Problem — Write out every record below exactly as it appears.

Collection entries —
----------------------------------------

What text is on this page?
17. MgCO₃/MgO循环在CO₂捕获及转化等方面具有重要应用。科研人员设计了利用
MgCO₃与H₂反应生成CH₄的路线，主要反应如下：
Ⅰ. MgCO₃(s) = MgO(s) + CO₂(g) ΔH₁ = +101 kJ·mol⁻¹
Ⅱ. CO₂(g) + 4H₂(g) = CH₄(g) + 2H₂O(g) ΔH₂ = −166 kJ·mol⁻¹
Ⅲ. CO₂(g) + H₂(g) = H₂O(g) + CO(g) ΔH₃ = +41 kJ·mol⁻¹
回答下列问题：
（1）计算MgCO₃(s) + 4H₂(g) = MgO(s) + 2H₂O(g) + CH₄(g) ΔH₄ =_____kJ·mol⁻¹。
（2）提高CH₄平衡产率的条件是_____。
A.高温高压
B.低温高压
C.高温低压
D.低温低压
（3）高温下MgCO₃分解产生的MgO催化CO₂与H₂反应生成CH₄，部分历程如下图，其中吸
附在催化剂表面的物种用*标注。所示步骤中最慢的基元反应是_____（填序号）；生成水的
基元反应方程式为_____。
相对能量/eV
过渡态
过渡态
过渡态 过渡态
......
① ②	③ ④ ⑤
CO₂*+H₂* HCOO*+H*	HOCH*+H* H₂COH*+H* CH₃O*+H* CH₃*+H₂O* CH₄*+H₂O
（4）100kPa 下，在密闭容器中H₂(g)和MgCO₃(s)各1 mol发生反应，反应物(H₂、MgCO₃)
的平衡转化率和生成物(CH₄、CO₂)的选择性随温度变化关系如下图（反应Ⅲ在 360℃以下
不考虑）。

----------------------------------------

Answer to the exercise —
What text is on this page?
17. MgCO₃/MgO循环在CO₂捕获及转化等方面具有重要应用。科研人员设计了利用
MgCO₃与H₂反应生成CH₄的路线，主要反应如下：
Ⅰ. MgCO₃(s) = MgO(s) + CO₂(g) ΔH₁ = +101 kJ·mol⁻¹
Ⅱ. CO₂(g) + 4H₂(g) = CH₄(g) + 2H₂O(g) ΔH₂ = −166 kJ·mol⁻¹
Ⅲ. CO₂(g) + H₂(g) = H₂O(g) + CO(g) ΔH₃ = +41 kJ·mol⁻¹
回答下列问题：
（1）计算MgCO₃(s) + 4H₂(g) = MgO(s) + 2H₂O(g) + CH₄(g) ΔH₄ =_____kJ·mol⁻¹。
（2）提高CH₄平衡产率的条件是_____。
A.高温高压
B.低温高压
C.高温低压
D.低温低压
（3）高温下MgCO₃分解产生的MgO催化CO₂与H₂反应生成CH₄，部分历程如下图，其中吸
附在催化剂表面的物种用*标注。所示步骤中最慢的基元反应是_____（填序号）；生成水的
基元反应方程式为_____。
相对能量/eV
过渡态
过渡态
过渡态 过渡态
......
① ②	③ ④ ⑤
CO₂*+H₂* HCOO*+H*	HOCH*+H* H₂COH*+H* CH₃O*+H* CH₃*+H₂O* CH₄*+H₂O
（4）100kPa 下，在密闭容器中H₂(g)和MgCO₃(s)各1 mol发生反应，反应物(H₂、MgCO₃)
的平衡转化率和生成物(CH₄、CO₂)的选择性随温度变化关系如下图（反应Ⅲ在 360℃以下
不考虑）。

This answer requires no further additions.